§ **Data supplied**:
┄┄┄┄┄┄┄┄┄┄┄┄┄┄┄┄┄┄┄┄

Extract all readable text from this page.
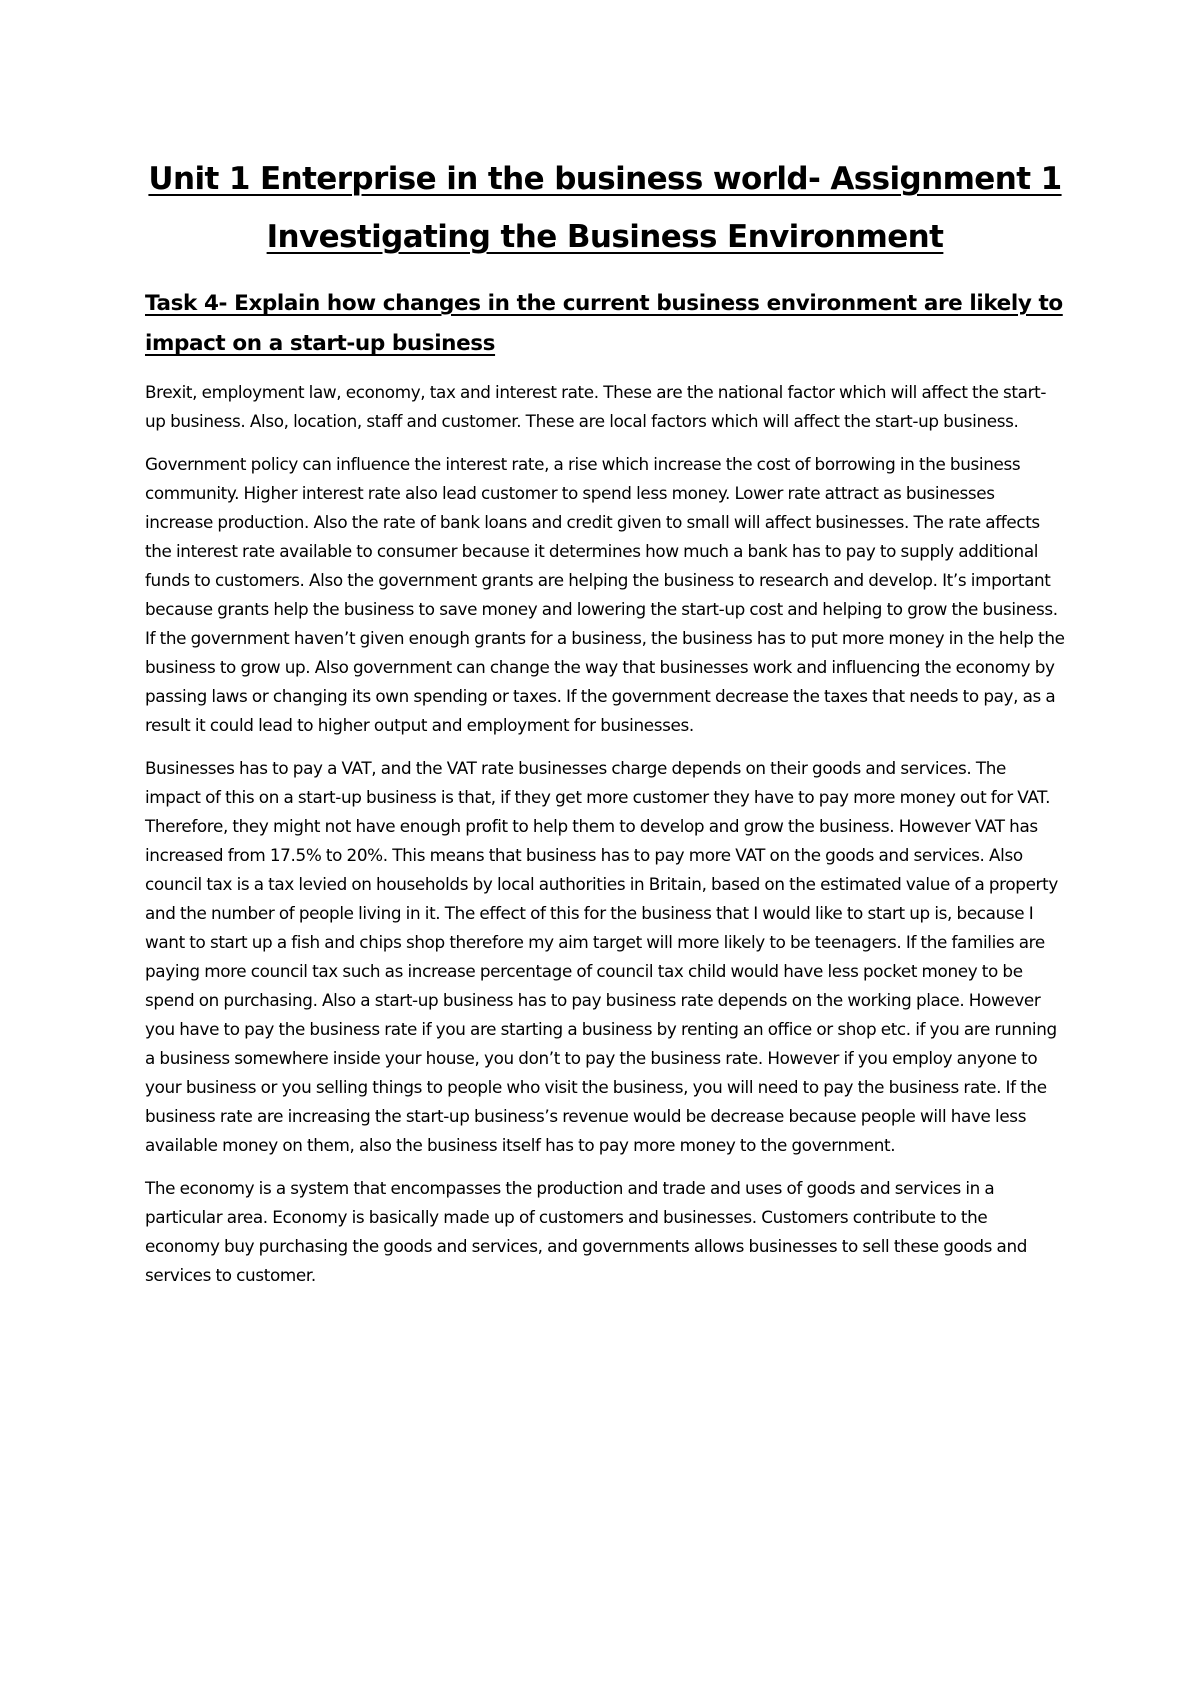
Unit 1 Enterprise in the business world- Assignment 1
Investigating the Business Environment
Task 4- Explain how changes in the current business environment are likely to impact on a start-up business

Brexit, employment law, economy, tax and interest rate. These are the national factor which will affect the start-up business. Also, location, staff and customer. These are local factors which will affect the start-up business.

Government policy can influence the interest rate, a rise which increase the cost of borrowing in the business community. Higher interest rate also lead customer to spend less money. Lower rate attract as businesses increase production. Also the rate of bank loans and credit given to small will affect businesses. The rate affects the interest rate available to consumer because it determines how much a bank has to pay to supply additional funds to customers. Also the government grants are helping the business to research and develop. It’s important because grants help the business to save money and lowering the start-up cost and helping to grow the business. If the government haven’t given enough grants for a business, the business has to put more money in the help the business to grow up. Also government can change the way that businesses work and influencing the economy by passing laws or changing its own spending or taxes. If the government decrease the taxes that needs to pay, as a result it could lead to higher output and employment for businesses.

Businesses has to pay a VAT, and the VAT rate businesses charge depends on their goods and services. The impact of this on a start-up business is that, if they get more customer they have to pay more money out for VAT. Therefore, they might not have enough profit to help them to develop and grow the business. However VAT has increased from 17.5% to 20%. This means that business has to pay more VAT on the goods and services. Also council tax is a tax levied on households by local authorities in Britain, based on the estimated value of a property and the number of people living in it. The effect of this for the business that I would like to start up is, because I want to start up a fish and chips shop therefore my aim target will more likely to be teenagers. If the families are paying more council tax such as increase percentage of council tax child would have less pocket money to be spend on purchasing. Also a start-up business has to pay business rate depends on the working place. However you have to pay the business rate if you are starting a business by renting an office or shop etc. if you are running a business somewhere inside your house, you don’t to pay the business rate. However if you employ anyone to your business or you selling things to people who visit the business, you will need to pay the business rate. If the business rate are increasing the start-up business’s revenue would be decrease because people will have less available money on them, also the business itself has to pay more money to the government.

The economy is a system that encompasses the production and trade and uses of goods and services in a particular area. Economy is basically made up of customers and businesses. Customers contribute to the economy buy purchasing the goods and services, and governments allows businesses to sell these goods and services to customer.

┄┄┄┄┄┄┄┄┄┄┄┄┄┄┄┄┄┄┄┄

§ **Written task**: Print each of the records above exactly as written, leaving no picture in the copy.

§ **Solution to the problem**:
Extract all readable text from this page.
Unit 1 Enterprise in the business world- Assignment 1
Investigating the Business Environment
Task 4- Explain how changes in the current business environment are likely to impact on a start-up business

Brexit, employment law, economy, tax and interest rate. These are the national factor which will affect the start-up business. Also, location, staff and customer. These are local factors which will affect the start-up business.

Government policy can influence the interest rate, a rise which increase the cost of borrowing in the business community. Higher interest rate also lead customer to spend less money. Lower rate attract as businesses increase production. Also the rate of bank loans and credit given to small will affect businesses. The rate affects the interest rate available to consumer because it determines how much a bank has to pay to supply additional funds to customers. Also the government grants are helping the business to research and develop. It’s important because grants help the business to save money and lowering the start-up cost and helping to grow the business. If the government haven’t given enough grants for a business, the business has to put more money in the help the business to grow up. Also government can change the way that businesses work and influencing the economy by passing laws or changing its own spending or taxes. If the government decrease the taxes that needs to pay, as a result it could lead to higher output and employment for businesses.

Businesses has to pay a VAT, and the VAT rate businesses charge depends on their goods and services. The impact of this on a start-up business is that, if they get more customer they have to pay more money out for VAT. Therefore, they might not have enough profit to help them to develop and grow the business. However VAT has increased from 17.5% to 20%. This means that business has to pay more VAT on the goods and services. Also council tax is a tax levied on households by local authorities in Britain, based on the estimated value of a property and the number of people living in it. The effect of this for the business that I would like to start up is, because I want to start up a fish and chips shop therefore my aim target will more likely to be teenagers. If the families are paying more council tax such as increase percentage of council tax child would have less pocket money to be spend on purchasing. Also a start-up business has to pay business rate depends on the working place. However you have to pay the business rate if you are starting a business by renting an office or shop etc. if you are running a business somewhere inside your house, you don’t to pay the business rate. However if you employ anyone to your business or you selling things to people who visit the business, you will need to pay the business rate. If the business rate are increasing the start-up business’s revenue would be decrease because people will have less available money on them, also the business itself has to pay more money to the government.

The economy is a system that encompasses the production and trade and uses of goods and services in a particular area. Economy is basically made up of customers and businesses. Customers contribute to the economy buy purchasing the goods and services, and governments allows businesses to sell these goods and services to customer.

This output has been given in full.